16

As you know from the title, I'm trying to use PriorityQueue with multiprocessing. More precisely, I wanted to make shared PriorityQueue, wrote some code and it doesn't run as I expected.

Look at the code:

import time
from multiprocessing import Process, Lock
from Queue import PriorityQueue


def worker(queue):
    lock = Lock()
    with lock:
        for i in range(100):
            queue.put(i)

    print "worker", queue.qsize()


pr_queue = PriorityQueue()
worker_process = Process(target = worker, args = (pr_queue,))
worker_process.start()

time.sleep(5)    # nope, race condition, you shall not pass (probably)
print "main", pr_queue.qsize()

Got the following output:

worker 100
main 0

What's happening and how to do what I want the right way? Thank you.

Data shown:

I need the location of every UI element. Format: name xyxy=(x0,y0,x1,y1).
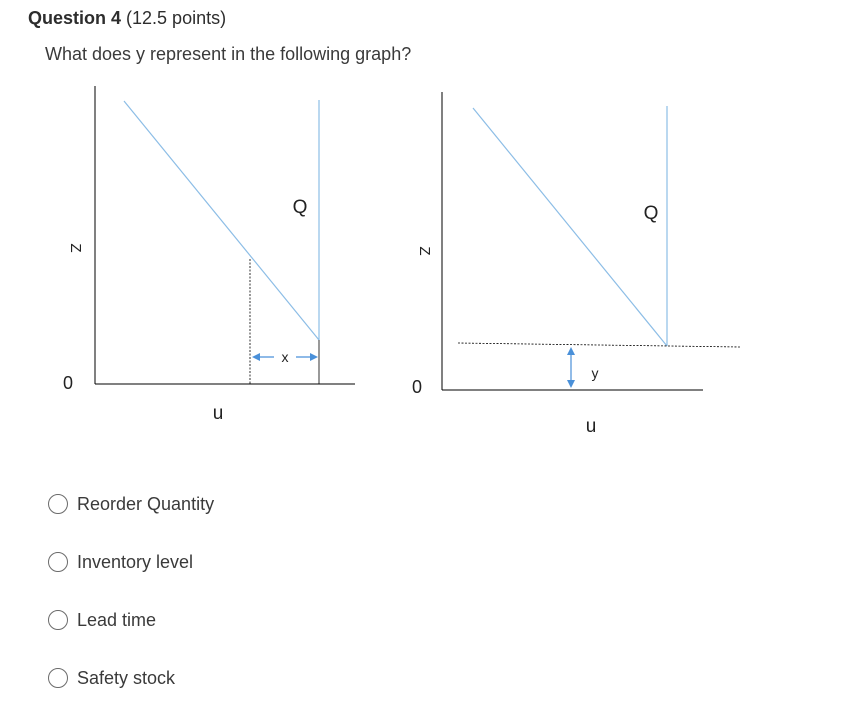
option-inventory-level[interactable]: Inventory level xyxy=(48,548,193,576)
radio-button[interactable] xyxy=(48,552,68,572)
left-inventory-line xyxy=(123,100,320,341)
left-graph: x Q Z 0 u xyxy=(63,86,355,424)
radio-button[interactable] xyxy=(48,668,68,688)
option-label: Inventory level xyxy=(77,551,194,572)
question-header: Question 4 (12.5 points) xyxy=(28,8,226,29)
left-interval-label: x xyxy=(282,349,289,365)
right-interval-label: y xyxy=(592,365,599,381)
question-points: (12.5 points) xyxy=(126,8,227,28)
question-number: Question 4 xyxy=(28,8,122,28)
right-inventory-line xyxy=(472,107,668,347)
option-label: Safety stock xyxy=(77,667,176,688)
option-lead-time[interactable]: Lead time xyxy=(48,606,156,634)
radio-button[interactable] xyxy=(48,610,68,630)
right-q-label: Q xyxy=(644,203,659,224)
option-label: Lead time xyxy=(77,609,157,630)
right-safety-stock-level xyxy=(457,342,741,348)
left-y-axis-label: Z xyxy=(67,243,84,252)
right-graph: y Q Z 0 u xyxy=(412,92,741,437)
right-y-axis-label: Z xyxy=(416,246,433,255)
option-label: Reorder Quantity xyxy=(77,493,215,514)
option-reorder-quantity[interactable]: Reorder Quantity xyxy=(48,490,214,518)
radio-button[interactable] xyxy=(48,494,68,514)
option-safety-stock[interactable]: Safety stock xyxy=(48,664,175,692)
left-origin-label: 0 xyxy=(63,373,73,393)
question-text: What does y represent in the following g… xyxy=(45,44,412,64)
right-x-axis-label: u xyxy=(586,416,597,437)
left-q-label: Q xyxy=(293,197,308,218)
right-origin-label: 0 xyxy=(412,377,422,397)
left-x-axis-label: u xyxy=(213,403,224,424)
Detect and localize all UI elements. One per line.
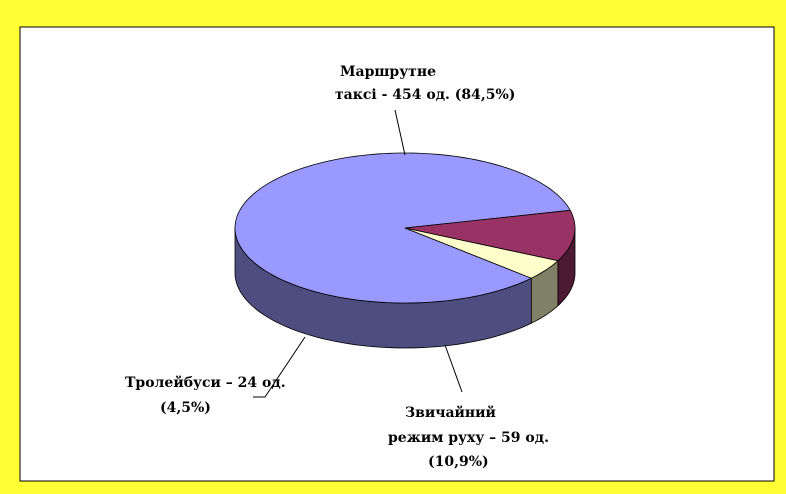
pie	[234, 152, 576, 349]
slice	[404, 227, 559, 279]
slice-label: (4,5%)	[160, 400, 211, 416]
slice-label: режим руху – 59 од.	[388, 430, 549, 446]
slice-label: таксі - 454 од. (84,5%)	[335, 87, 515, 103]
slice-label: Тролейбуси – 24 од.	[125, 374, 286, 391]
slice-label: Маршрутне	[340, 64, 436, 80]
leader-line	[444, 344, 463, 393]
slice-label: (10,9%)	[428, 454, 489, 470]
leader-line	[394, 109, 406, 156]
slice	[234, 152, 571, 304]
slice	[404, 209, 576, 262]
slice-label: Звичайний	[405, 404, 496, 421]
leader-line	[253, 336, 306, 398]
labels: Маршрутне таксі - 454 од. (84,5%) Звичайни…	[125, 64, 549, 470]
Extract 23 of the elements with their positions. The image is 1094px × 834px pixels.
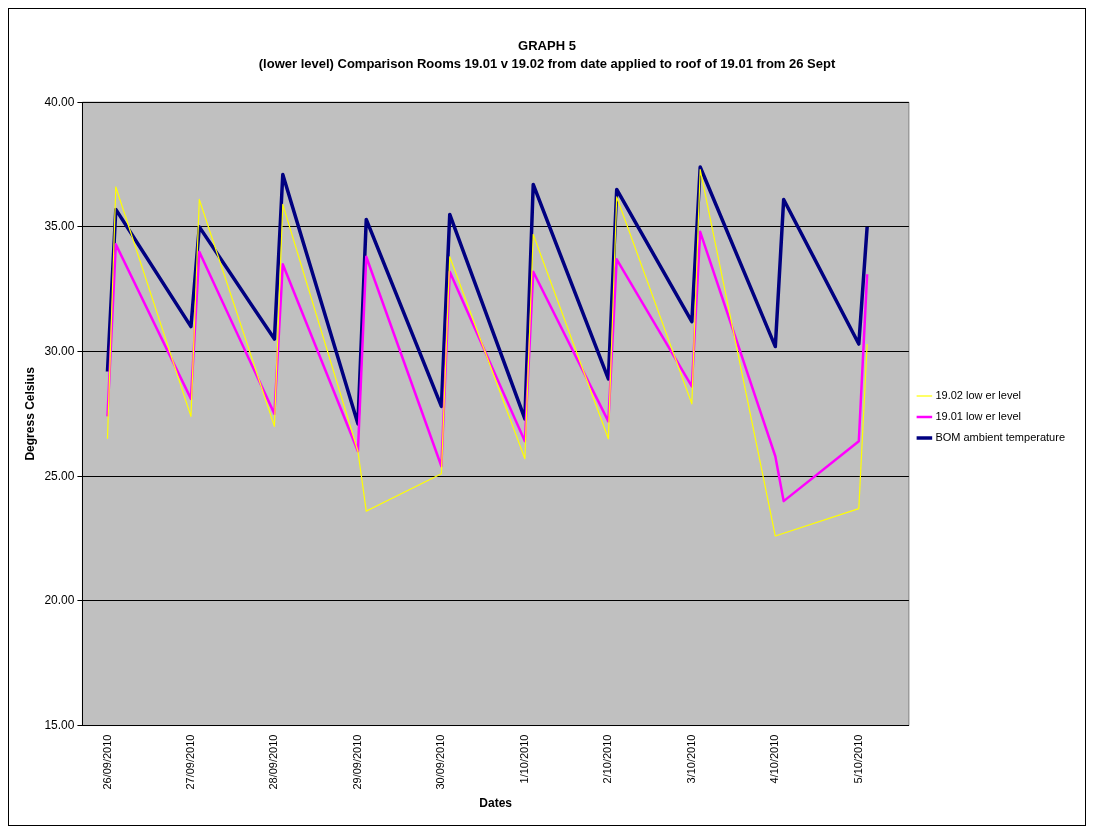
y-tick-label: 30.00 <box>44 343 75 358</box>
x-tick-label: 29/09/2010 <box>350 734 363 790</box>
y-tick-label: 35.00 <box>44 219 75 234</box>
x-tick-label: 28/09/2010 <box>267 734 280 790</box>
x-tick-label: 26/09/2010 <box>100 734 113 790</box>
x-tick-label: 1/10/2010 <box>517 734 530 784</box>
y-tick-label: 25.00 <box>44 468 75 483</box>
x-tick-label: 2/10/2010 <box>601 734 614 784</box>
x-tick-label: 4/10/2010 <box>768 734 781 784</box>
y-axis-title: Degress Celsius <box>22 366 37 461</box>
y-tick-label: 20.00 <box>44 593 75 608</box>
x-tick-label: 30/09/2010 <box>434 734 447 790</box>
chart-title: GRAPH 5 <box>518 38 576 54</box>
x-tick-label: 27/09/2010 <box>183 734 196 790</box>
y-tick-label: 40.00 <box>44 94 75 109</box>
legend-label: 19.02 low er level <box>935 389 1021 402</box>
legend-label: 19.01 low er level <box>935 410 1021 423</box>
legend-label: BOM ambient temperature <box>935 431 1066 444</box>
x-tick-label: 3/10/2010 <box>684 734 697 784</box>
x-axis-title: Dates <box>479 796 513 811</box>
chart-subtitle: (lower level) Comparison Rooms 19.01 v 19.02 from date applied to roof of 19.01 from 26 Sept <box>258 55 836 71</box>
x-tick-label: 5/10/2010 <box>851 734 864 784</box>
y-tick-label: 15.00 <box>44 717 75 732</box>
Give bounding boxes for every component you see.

What is asked: Write what comes next in the forum thread above about sharing a PriorityQueue between processes, picking up right after its last line.

Result:
vortexxx192
  • 929
  • 1
  • 9
  • 24
  • 3
    `multiprocessing` can only transfer `pickle`-able objects which a `PriorityQueue` is not. See the answer of unutbu and rocksportrocker here: http://stackoverflow.com/questions/8804830/python-multiprocessing-pickling-error – j-i-l Aug 15 '14 at 11:30
  • @jojo On Unix, `PriorityQueue` doesn't get pickled in this case, its inherited via `fork`. It still won't work though, because `PriorityQueue` is not meant to be shared between processes. The worker and parent end up with separate copies of the object, so changing it one process has no effect on the other. – dano Aug 15 '14 at 15:10

1 Answers1

30

The problem isn't that it's not picklable in this case - if you're using a Unix-like platform, the queue can be passed to the child without pickling. (On Windows, I think you would get a pickling error here, though). The root problem is that you're not using a process-safe queue. The only queues that can be used between processes are the Queue objects that live inside the multiprocessing module. Unfortunately, there is no PriorityQueue implementation available. However, you can easily create one by registering a PriorityQueue with a multiprocessing.Manager class, like this:

import time
from multiprocessing import Process
from multiprocessing.managers import SyncManager
from Queue import PriorityQueue


class MyManager(SyncManager):
    pass
MyManager.register("PriorityQueue", PriorityQueue)  # Register a shared PriorityQueue

def Manager():
    m = MyManager()
    m.start()
    return m

def worker(queue):
    print(queue)
    for i in range(100):
        queue.put(i)
    print "worker", queue.qsize()


m = Manager()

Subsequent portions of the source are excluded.